== EXERCISE REQUIREMENTS ==
Pull out every line with the word "prior" from the entries below.

== PROVIDED MATERIAL ==

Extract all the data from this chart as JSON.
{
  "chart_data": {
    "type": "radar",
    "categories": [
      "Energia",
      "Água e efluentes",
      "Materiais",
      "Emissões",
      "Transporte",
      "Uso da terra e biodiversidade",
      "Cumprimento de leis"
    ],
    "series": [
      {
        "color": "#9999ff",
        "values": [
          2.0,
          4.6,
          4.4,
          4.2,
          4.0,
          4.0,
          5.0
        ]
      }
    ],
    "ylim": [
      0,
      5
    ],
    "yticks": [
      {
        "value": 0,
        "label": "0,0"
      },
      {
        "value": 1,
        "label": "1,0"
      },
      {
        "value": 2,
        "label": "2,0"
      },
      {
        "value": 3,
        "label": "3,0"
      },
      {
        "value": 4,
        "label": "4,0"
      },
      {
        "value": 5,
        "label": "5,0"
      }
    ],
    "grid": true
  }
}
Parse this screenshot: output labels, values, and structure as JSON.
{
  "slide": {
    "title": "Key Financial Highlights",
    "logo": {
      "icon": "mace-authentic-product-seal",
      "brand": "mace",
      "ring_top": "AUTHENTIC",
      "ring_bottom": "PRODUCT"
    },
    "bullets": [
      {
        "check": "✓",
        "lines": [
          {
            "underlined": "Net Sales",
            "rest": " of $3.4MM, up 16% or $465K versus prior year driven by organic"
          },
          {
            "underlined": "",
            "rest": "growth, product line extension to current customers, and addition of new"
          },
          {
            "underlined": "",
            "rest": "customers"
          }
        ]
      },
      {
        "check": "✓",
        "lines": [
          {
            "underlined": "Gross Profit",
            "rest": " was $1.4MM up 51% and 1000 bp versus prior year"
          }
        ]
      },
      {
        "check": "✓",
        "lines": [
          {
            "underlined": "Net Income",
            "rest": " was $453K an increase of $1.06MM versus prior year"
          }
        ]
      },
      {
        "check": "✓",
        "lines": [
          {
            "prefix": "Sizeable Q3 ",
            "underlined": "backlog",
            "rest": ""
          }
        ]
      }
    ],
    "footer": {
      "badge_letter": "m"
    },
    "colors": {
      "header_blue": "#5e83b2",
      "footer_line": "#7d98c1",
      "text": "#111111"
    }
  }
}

== EXPECTED ANSWER ==
            "rest": " of $3.4MM, up 16% or $465K versus prior year driven by organic"
            "rest": " was $1.4MM up 51% and 1000 bp versus prior year"
            "rest": " was $453K an increase of $1.06MM versus prior year"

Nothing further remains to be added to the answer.